■ Task details
For this exercise, copy out each line of the material below that includes "hint".

____________

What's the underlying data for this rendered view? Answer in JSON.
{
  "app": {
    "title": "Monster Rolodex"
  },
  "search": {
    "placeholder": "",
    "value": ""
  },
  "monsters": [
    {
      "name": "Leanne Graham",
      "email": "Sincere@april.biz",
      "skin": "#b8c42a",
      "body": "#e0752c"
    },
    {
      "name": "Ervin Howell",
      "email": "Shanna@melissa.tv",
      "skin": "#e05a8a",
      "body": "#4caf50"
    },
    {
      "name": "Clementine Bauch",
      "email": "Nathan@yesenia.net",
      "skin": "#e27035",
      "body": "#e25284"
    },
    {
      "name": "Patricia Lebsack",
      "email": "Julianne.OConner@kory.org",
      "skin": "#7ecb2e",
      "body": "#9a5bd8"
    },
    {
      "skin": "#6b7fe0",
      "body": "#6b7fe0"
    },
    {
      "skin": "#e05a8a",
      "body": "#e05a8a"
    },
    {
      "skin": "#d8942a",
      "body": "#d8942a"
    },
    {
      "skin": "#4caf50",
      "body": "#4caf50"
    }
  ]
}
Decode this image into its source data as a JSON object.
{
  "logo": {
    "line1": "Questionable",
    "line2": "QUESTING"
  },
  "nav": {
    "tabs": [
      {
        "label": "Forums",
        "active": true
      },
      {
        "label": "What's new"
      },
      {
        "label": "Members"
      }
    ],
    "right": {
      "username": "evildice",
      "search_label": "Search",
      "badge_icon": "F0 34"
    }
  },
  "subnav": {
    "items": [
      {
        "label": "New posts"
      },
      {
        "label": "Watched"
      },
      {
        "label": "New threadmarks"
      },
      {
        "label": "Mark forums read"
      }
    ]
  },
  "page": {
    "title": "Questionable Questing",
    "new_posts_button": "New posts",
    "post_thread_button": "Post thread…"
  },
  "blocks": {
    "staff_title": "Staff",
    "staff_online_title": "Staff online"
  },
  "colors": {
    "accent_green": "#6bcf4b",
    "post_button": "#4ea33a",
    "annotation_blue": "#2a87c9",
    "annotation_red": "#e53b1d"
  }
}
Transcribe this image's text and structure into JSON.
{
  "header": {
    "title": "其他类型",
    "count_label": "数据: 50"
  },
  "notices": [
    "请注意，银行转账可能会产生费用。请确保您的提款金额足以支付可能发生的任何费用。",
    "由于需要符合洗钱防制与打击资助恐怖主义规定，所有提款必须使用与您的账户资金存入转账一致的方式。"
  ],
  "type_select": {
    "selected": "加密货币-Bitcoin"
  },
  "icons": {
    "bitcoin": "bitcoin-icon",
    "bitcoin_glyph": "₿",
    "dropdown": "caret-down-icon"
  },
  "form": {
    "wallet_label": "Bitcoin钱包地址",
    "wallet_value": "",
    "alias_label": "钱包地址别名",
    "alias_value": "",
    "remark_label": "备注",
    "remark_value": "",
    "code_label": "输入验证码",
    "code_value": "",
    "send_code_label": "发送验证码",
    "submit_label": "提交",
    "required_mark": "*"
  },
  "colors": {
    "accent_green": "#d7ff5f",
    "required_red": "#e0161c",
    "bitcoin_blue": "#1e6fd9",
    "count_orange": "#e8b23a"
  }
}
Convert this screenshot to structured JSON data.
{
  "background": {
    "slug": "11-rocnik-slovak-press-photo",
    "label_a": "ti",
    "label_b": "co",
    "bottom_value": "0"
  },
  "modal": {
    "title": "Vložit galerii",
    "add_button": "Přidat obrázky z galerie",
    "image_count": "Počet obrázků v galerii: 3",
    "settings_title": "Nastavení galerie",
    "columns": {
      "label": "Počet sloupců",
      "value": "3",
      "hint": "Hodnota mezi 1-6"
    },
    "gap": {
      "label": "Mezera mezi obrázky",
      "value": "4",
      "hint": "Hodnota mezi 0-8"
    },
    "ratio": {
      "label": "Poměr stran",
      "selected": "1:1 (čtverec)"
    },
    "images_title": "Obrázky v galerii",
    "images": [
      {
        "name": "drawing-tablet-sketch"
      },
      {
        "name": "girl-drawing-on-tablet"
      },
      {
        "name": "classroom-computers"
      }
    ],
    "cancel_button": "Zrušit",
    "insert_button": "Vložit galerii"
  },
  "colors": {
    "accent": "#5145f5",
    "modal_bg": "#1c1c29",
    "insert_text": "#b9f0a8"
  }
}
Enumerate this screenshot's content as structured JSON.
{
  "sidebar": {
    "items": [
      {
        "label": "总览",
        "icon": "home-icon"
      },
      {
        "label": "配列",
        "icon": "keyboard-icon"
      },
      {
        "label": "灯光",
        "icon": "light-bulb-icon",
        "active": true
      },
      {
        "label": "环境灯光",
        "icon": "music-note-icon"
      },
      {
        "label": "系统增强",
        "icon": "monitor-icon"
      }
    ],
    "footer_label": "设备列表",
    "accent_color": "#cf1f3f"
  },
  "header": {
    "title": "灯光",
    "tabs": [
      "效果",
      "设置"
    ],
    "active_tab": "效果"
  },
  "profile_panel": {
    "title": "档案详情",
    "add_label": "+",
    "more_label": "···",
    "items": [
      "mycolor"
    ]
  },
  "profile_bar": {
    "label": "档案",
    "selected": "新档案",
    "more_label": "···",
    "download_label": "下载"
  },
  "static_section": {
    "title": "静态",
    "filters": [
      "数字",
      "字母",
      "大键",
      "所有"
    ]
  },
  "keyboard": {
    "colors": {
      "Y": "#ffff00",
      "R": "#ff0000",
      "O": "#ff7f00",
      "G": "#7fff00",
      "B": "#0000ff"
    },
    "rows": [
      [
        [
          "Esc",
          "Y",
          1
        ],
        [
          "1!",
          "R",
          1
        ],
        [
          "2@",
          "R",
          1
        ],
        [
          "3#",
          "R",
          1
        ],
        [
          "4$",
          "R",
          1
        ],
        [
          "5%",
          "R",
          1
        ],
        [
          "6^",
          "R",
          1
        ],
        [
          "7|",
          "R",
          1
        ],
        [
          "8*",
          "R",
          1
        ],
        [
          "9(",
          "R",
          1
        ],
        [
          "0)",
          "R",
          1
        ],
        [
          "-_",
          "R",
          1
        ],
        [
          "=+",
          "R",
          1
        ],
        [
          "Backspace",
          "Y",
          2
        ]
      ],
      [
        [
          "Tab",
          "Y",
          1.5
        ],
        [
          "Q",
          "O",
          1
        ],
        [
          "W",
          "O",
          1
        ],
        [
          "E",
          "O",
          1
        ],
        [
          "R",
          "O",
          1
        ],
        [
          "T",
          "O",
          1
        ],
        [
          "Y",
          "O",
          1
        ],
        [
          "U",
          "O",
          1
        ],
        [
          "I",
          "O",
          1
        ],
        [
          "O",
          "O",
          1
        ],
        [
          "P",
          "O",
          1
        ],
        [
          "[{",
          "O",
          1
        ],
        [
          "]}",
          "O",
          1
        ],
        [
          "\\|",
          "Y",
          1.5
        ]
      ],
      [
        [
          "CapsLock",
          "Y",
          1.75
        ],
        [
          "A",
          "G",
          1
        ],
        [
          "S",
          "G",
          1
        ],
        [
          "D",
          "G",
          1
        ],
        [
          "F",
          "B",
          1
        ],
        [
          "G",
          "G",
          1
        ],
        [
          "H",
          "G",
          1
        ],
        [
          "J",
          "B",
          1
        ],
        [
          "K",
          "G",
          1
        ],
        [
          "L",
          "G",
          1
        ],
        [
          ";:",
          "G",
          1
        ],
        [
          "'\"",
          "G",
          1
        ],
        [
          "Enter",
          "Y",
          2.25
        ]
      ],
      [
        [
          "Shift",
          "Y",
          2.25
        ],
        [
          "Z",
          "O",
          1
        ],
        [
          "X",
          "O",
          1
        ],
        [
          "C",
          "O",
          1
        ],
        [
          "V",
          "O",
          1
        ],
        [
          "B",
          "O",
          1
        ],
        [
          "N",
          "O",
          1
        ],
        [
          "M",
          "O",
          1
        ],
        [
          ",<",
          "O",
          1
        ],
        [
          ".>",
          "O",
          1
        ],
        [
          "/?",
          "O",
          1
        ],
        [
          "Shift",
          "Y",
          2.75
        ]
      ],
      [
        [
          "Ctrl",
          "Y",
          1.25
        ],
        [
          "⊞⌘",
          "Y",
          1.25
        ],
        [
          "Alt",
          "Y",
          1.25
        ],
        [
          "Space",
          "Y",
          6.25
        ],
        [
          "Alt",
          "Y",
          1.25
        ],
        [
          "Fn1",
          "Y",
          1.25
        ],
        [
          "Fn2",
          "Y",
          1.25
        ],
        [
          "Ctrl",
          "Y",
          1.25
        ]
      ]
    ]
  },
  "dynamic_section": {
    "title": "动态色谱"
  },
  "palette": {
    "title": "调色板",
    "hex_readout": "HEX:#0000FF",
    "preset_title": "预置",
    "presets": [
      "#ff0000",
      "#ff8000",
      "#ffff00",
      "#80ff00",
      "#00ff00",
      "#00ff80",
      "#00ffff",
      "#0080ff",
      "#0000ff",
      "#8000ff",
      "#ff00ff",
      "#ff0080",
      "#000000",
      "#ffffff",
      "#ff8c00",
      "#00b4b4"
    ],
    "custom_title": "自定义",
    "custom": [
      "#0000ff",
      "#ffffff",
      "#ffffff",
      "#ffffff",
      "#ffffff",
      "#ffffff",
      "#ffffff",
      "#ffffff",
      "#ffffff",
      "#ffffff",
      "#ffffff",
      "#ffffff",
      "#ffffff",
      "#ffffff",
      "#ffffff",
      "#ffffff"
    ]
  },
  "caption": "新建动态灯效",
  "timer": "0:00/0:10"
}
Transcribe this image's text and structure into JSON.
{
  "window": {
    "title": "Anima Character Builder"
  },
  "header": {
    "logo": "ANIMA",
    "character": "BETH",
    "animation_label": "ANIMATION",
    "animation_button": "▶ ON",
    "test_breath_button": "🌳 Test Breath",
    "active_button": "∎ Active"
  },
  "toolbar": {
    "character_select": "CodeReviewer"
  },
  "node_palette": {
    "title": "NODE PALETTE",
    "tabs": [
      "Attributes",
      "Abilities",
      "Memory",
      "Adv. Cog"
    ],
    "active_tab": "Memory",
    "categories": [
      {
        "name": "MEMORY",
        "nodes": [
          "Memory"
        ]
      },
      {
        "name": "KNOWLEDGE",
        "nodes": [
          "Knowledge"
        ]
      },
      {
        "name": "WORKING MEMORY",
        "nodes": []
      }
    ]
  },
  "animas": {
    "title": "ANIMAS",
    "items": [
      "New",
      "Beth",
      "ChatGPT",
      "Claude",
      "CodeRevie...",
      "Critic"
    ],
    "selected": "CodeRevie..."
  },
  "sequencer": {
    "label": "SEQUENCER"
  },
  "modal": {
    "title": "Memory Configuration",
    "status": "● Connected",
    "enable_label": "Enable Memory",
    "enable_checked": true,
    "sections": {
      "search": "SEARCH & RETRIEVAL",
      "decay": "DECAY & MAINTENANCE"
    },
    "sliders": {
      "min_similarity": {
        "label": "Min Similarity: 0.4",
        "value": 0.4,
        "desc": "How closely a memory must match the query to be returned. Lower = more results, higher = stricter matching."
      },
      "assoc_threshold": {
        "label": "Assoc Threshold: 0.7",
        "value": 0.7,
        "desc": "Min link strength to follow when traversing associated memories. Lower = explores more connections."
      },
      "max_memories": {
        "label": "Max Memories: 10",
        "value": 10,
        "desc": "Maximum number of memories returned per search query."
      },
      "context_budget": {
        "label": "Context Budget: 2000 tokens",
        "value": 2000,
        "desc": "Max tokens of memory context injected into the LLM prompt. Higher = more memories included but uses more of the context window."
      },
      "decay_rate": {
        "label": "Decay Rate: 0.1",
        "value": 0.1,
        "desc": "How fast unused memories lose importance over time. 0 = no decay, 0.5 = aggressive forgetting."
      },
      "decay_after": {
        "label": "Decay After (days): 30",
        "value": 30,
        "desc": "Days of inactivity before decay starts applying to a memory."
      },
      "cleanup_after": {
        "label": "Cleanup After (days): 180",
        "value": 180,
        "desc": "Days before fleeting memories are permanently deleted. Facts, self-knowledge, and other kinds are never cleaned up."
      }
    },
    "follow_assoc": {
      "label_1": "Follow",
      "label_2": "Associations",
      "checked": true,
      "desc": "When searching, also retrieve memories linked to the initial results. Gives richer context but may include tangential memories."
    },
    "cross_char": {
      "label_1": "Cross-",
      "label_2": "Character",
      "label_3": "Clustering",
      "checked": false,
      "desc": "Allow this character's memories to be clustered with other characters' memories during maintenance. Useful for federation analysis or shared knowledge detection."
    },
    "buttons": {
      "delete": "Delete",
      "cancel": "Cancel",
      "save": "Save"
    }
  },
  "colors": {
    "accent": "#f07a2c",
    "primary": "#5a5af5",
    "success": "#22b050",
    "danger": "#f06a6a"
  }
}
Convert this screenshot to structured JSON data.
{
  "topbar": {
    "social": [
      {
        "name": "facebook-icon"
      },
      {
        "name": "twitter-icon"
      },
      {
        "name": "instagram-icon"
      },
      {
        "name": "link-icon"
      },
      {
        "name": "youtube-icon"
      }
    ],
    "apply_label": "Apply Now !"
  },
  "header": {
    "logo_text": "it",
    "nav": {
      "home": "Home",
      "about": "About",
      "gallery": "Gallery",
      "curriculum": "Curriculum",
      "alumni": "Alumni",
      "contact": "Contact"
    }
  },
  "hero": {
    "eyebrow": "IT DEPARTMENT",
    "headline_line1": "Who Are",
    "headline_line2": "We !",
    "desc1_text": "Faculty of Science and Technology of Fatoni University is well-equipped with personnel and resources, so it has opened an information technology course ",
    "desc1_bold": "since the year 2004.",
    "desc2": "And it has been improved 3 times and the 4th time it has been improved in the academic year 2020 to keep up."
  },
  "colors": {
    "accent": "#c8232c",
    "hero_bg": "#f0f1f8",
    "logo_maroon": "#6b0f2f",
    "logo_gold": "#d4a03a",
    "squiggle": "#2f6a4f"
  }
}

____________

■ Written answer
      "hint": "Hodnota mezi 1-6"
      "hint": "Hodnota mezi 0-8"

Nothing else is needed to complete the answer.